Can you find the lines of the listing that include "POLSKA" and copy every one?

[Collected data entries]

______

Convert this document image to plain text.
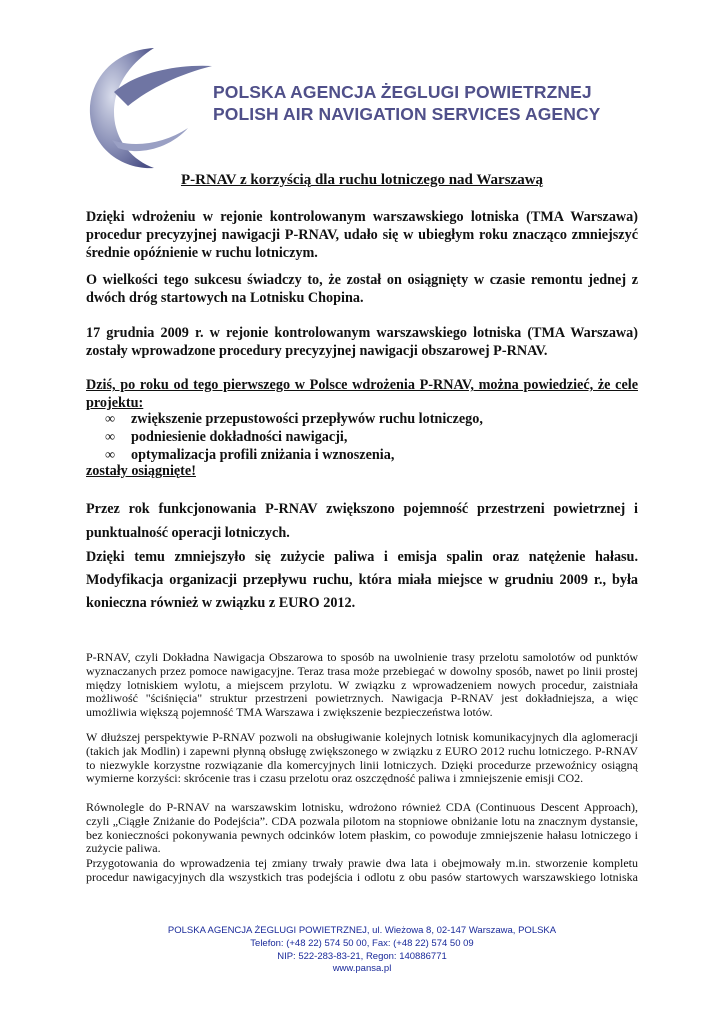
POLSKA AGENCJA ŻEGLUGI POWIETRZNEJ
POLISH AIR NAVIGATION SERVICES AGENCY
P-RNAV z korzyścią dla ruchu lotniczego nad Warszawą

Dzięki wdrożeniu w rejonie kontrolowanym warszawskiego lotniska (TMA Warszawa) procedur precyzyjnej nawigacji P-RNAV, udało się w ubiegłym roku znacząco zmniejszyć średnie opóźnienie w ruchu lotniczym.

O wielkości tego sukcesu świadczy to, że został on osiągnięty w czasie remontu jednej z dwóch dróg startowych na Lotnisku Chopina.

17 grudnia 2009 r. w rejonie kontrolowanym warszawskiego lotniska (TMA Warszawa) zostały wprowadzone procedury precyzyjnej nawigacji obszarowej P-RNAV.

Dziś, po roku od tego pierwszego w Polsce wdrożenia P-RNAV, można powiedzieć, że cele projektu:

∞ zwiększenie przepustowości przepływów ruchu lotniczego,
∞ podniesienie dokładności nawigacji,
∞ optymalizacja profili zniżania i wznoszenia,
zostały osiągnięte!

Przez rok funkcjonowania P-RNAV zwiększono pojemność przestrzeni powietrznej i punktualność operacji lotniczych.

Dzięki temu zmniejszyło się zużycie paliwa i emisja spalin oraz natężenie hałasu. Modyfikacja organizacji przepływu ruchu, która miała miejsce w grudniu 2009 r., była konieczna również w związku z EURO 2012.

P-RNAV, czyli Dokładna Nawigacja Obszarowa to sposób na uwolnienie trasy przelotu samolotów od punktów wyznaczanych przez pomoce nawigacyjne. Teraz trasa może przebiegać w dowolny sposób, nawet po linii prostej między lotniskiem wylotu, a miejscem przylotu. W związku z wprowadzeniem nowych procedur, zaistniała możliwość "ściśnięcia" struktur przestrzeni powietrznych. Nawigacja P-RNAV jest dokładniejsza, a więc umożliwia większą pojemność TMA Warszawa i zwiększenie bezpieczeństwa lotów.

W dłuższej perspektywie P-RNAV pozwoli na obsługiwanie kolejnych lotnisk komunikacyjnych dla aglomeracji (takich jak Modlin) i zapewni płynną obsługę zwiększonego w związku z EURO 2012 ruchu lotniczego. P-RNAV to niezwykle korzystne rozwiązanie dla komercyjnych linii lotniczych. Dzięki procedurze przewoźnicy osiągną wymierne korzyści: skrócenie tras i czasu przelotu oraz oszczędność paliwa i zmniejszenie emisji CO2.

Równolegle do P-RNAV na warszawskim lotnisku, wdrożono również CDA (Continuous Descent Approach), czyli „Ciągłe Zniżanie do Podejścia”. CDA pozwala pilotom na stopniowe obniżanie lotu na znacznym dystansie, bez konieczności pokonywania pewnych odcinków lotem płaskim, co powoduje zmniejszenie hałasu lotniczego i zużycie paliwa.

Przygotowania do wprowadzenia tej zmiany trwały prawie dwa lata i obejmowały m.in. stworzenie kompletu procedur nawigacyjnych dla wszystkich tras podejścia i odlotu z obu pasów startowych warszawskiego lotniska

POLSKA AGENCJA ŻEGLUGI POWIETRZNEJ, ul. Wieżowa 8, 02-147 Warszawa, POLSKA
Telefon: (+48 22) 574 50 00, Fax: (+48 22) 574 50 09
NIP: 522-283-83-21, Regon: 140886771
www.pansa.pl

______

EXERCISE OUTPUT —
POLSKA AGENCJA ŻEGLUGI POWIETRZNEJ
POLSKA AGENCJA ŻEGLUGI POWIETRZNEJ, ul. Wieżowa 8, 02-147 Warszawa, POLSKA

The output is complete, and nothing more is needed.